Posted by Gene Howington
Huff Po reports:
Two police officers were shot outside the Ferguson Police Department just after midnight Thursday, police and eyewitnesses said. The shootings came during protests following the Ferguson police chief’s resignation on Wednesday afternoon.
In a press conference outside the hospital where the officers were being treated on Thursday morning, St. Louis County Police Chief Jon Belmar said that a 32-year-old officer from suburban Webster Groves was shot in the face and a 41-year-old officer from St. Louis County was shot in the shoulder, according to the Associated Press. Belmar said the injuries were “very serious” but that both officers were conscious, and that he assumed they were targeted because they were police officers. Police had no one in custody in connection with the shooting.
The Guardian reports:
Sergeant Brian Schellman, a spokesman for St Louis County police, told the Guardian that both officers were being treated in hospital. “No update yet on condition,” said Schellman. The St Louis Post-Dispatch reported police sources saying both were expected to survive.
Belmar said the shots appeared to have been aimed at the police as they were fired “parallel with the ground” and did not appear to have ricocheted. “I would have to make an assumption that these shots were directed exactly at my police officers,” he said.

* Activity 1:
List every news outlet that the report on the Ferguson police shooting names as a source.
* Activity 2:
Continue the report on the Ferguson police shooting from its final sentence.

* Material supplied:
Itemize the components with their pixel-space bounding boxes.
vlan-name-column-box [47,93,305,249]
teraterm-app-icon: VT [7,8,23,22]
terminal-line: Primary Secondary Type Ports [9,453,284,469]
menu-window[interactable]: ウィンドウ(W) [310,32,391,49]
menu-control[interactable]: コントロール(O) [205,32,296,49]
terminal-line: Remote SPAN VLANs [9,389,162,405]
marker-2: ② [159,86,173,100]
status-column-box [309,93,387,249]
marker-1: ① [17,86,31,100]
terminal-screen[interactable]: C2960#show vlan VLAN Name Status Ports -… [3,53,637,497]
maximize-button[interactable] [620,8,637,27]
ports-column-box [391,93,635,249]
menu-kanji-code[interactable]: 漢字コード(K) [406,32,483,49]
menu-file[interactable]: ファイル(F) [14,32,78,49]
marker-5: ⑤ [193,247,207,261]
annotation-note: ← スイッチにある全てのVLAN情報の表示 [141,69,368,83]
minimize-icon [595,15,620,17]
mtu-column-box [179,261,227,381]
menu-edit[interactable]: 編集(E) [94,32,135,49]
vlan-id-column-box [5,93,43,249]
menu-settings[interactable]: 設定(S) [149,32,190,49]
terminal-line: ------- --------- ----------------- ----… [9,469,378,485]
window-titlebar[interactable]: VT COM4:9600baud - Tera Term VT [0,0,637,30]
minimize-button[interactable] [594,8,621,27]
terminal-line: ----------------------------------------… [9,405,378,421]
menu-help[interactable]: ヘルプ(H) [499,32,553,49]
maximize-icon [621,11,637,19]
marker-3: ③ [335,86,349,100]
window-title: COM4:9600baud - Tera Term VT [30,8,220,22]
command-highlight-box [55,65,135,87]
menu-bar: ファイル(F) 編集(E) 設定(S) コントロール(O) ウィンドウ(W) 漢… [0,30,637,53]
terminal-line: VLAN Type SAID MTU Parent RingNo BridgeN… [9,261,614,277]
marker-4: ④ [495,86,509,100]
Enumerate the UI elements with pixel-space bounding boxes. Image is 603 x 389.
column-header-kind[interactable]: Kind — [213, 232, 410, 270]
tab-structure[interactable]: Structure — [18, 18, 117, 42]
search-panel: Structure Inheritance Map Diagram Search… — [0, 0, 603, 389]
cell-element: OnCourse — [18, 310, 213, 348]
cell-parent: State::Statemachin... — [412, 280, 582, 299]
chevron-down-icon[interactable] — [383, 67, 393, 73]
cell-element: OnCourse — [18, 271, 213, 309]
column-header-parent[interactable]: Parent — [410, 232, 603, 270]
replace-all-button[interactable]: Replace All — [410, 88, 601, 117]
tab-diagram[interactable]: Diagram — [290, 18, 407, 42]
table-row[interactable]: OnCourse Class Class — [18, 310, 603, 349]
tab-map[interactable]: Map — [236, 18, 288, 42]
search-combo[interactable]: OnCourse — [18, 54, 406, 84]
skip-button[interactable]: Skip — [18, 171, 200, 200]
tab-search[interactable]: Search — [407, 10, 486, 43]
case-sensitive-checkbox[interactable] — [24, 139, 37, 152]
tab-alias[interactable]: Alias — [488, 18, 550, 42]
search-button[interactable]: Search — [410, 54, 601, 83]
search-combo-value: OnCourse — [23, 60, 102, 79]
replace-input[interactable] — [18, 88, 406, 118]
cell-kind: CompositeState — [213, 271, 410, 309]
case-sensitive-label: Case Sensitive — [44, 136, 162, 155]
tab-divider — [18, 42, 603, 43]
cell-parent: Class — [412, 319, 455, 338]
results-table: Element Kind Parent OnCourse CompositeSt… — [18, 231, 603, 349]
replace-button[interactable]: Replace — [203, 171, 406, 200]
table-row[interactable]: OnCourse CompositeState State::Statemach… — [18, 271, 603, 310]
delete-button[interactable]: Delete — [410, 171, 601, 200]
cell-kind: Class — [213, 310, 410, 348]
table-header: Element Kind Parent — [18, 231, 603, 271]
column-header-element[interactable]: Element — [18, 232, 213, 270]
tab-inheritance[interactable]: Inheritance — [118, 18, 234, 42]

* Exercise answer 1:
Huff Po, the Associated Press, The Guardian, the St Louis Post-Dispatch

* Exercise answer 2:
Several protesters at the scene said the shots appeared to have been fired from a hill behind a dwindling group of demonstrators who were celebrating the resignation of Ferguson police chief Thomas Jackson and were gathered across from the police department on the other side of South Florissant Road.
Tony Rice, a Ferguson resident and protester, said: “The shots came from up Tiffin Avenue” – an upwards-sloping street directly opposite the police department. DeRay Mckesson, a prominent leader of the Ferguson protest movement, agreed that the shots were fired from “the alley or street” behind where protesters stood.
“I’m 100% sure on that,” Rice told the Guardian. “Clearly no one shot a gun close to me.”
Yet, when asked to confirm that the shooter or shooters had not been among the protest, Belmar said: “I don’t know who did the shooting, to be honest with you right now. But somehow they were embedded in that group of folks.” The police chief said he had no details on descriptions of suspects or on the weapon or weapons used.